Dataset entries
::::

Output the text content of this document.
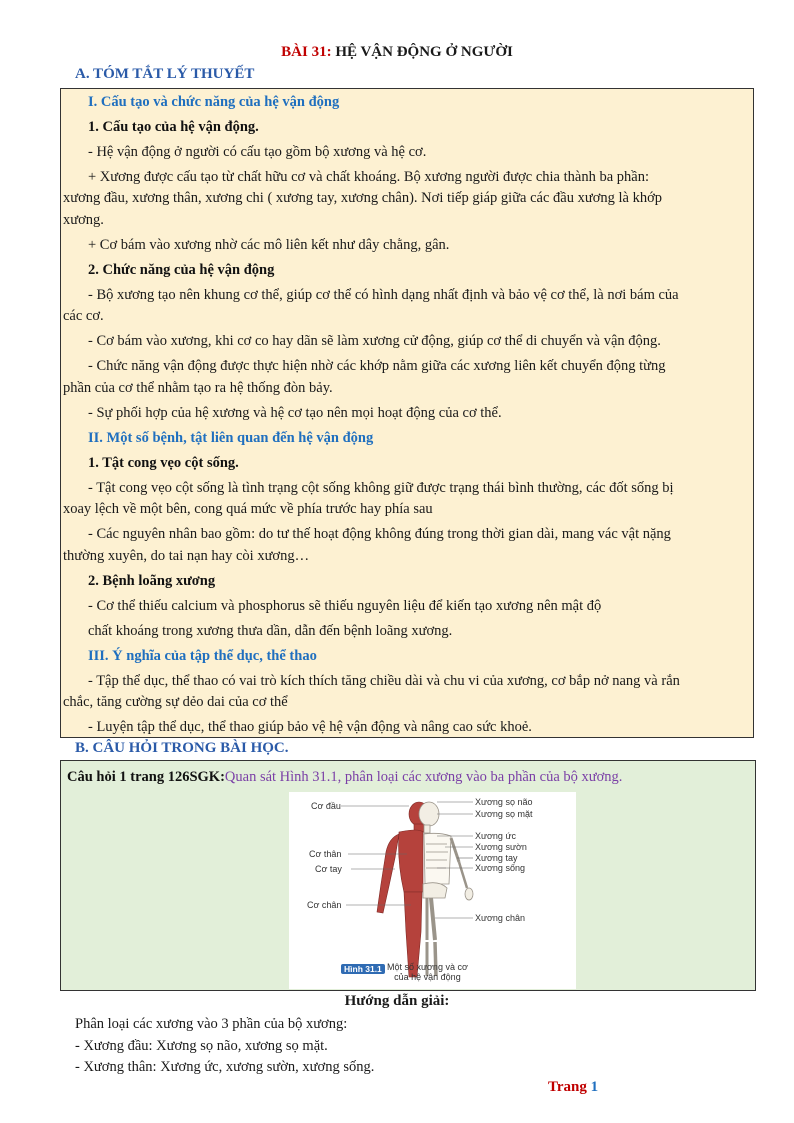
BÀI 31: HỆ VẬN ĐỘNG Ở NGƯỜI
A. TÓM TẮT LÝ THUYẾT
I. Cấu tạo và chức năng của hệ vận động
1. Cấu tạo của hệ vận động.
- Hệ vận động ở người có cấu tạo gồm bộ xương và hệ cơ.
+ Xương được cấu tạo từ chất hữu cơ và chất khoáng. Bộ xương người được chia thành ba phần:
xương đầu, xương thân, xương chi ( xương tay, xương chân). Nơi tiếp giáp giữa các đầu xương là khớp
xương.
+ Cơ bám vào xương nhờ các mô liên kết như dây chằng, gân.
2. Chức năng của hệ vận động
- Bộ xương tạo nên khung cơ thể, giúp cơ thể có hình dạng nhất định và bảo vệ cơ thể, là nơi bám của
các cơ.
- Cơ bám vào xương, khi cơ co hay dãn sẽ làm xương cử động, giúp cơ thể di chuyển và vận động.
- Chức năng vận động được thực hiện nhờ các khớp nằm giữa các xương liên kết chuyển động từng
phần của cơ thể nhằm tạo ra hệ thống đòn bảy.
- Sự phối hợp của hệ xương và hệ cơ tạo nên mọi hoạt động của cơ thể.
II. Một số bệnh, tật liên quan đến hệ vận động
1. Tật cong vẹo cột sống.
- Tật cong vẹo cột sống là tình trạng cột sống không giữ được trạng thái bình thường, các đốt sống bị
xoay lệch về một bên, cong quá mức về phía trước hay phía sau
- Các nguyên nhân bao gồm: do tư thế hoạt động không đúng trong thời gian dài, mang vác vật nặng
thường xuyên, do tai nạn hay còi xương…
2. Bệnh loãng xương
- Cơ thể thiếu calcium và phosphorus sẽ thiếu nguyên liệu để kiến tạo xương nên mật độ
chất khoáng trong xương thưa dần, dẫn đến bệnh loãng xương.
III. Ý nghĩa của tập thể dục, thể thao
- Tập thể dục, thể thao có vai trò kích thích tăng chiều dài và chu vi của xương, cơ bắp nở nang và rắn
chắc, tăng cường sự dẻo dai của cơ thể
- Luyện tập thể dục, thể thao giúp bảo vệ hệ vận động và nâng cao sức khoẻ.
B. CÂU HỎI TRONG BÀI HỌC.
Câu hỏi 1 trang 126SGK:Quan sát Hình 31.1, phân loại các xương vào ba phần của bộ xương.
Cơ đầu
Cơ thân
Cơ tay
Cơ chân
Xương sọ não
Xương sọ mặt
Xương ức
Xương sườn
Xương tay
Xương sống
Xương chân
Hình 31.1 Một số xương và cơ
của hệ vận động
Hướng dẫn giải:
Phân loại các xương vào 3 phần của bộ xương:
- Xương đầu: Xương sọ não, xương sọ mặt.
- Xương thân: Xương ức, xương sườn, xương sống.
Trang 1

::::

Problem requirements ▸ Do not copy the pictures, but repeat every line exactly.

Result of the task ▸
Output the text content of this document.
BÀI 31: HỆ VẬN ĐỘNG Ở NGƯỜI
A. TÓM TẮT LÝ THUYẾT
I. Cấu tạo và chức năng của hệ vận động
1. Cấu tạo của hệ vận động.
- Hệ vận động ở người có cấu tạo gồm bộ xương và hệ cơ.
+ Xương được cấu tạo từ chất hữu cơ và chất khoáng. Bộ xương người được chia thành ba phần:
xương đầu, xương thân, xương chi ( xương tay, xương chân). Nơi tiếp giáp giữa các đầu xương là khớp
xương.
+ Cơ bám vào xương nhờ các mô liên kết như dây chằng, gân.
2. Chức năng của hệ vận động
- Bộ xương tạo nên khung cơ thể, giúp cơ thể có hình dạng nhất định và bảo vệ cơ thể, là nơi bám của
các cơ.
- Cơ bám vào xương, khi cơ co hay dãn sẽ làm xương cử động, giúp cơ thể di chuyển và vận động.
- Chức năng vận động được thực hiện nhờ các khớp nằm giữa các xương liên kết chuyển động từng
phần của cơ thể nhằm tạo ra hệ thống đòn bảy.
- Sự phối hợp của hệ xương và hệ cơ tạo nên mọi hoạt động của cơ thể.
II. Một số bệnh, tật liên quan đến hệ vận động
1. Tật cong vẹo cột sống.
- Tật cong vẹo cột sống là tình trạng cột sống không giữ được trạng thái bình thường, các đốt sống bị
xoay lệch về một bên, cong quá mức về phía trước hay phía sau
- Các nguyên nhân bao gồm: do tư thế hoạt động không đúng trong thời gian dài, mang vác vật nặng
thường xuyên, do tai nạn hay còi xương…
2. Bệnh loãng xương
- Cơ thể thiếu calcium và phosphorus sẽ thiếu nguyên liệu để kiến tạo xương nên mật độ
chất khoáng trong xương thưa dần, dẫn đến bệnh loãng xương.
III. Ý nghĩa của tập thể dục, thể thao
- Tập thể dục, thể thao có vai trò kích thích tăng chiều dài và chu vi của xương, cơ bắp nở nang và rắn
chắc, tăng cường sự dẻo dai của cơ thể
- Luyện tập thể dục, thể thao giúp bảo vệ hệ vận động và nâng cao sức khoẻ.
B. CÂU HỎI TRONG BÀI HỌC.
Câu hỏi 1 trang 126SGK:Quan sát Hình 31.1, phân loại các xương vào ba phần của bộ xương.
Cơ đầu
Cơ thân
Cơ tay
Cơ chân
Xương sọ não
Xương sọ mặt
Xương ức
Xương sườn
Xương tay
Xương sống
Xương chân
Hình 31.1 Một số xương và cơ
của hệ vận động
Hướng dẫn giải:
Phân loại các xương vào 3 phần của bộ xương:
- Xương đầu: Xương sọ não, xương sọ mặt.
- Xương thân: Xương ức, xương sườn, xương sống.
Trang 1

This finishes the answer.